_JOB_. Return the listing below verbatim. Pictures do not belong in the copy.

━━ PROVIDED DATA

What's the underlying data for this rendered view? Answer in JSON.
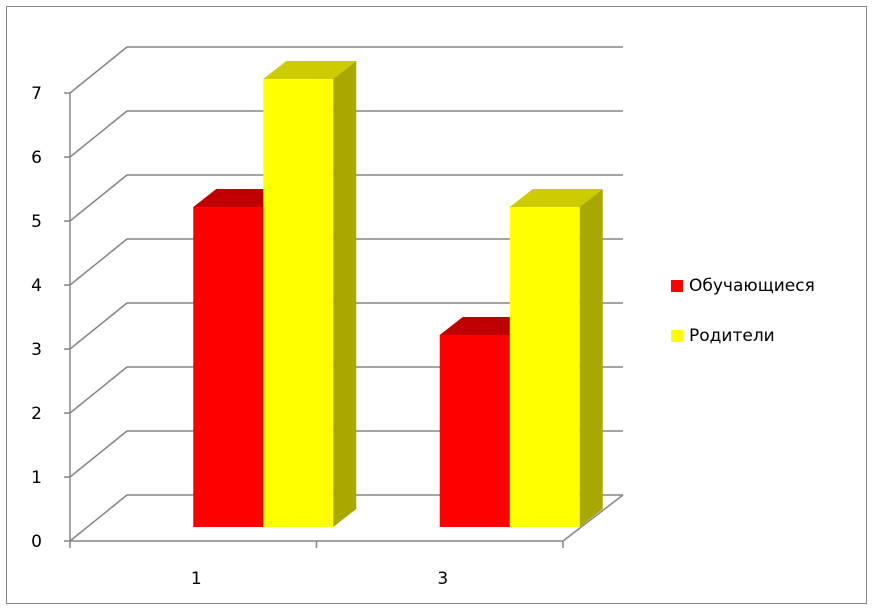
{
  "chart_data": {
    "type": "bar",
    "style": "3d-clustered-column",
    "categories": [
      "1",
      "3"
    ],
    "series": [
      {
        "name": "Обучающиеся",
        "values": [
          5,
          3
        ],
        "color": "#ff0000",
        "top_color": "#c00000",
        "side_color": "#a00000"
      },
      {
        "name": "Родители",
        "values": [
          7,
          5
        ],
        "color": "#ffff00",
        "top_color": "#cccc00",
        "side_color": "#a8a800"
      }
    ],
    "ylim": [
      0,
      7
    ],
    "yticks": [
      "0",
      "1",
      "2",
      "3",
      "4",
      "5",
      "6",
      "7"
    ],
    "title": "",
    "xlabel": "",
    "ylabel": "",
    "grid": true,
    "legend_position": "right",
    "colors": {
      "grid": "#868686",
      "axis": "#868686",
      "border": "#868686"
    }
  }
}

━━━━

_THE ANSWER_.
What's the underlying data for this rendered view? Answer in JSON.
{
  "chart_data": {
    "type": "bar",
    "style": "3d-clustered-column",
    "categories": [
      "1",
      "3"
    ],
    "series": [
      {
        "name": "Обучающиеся",
        "values": [
          5,
          3
        ],
        "color": "#ff0000",
        "top_color": "#c00000",
        "side_color": "#a00000"
      },
      {
        "name": "Родители",
        "values": [
          7,
          5
        ],
        "color": "#ffff00",
        "top_color": "#cccc00",
        "side_color": "#a8a800"
      }
    ],
    "ylim": [
      0,
      7
    ],
    "yticks": [
      "0",
      "1",
      "2",
      "3",
      "4",
      "5",
      "6",
      "7"
    ],
    "title": "",
    "xlabel": "",
    "ylabel": "",
    "grid": true,
    "legend_position": "right",
    "colors": {
      "grid": "#868686",
      "axis": "#868686",
      "border": "#868686"
    }
  }
}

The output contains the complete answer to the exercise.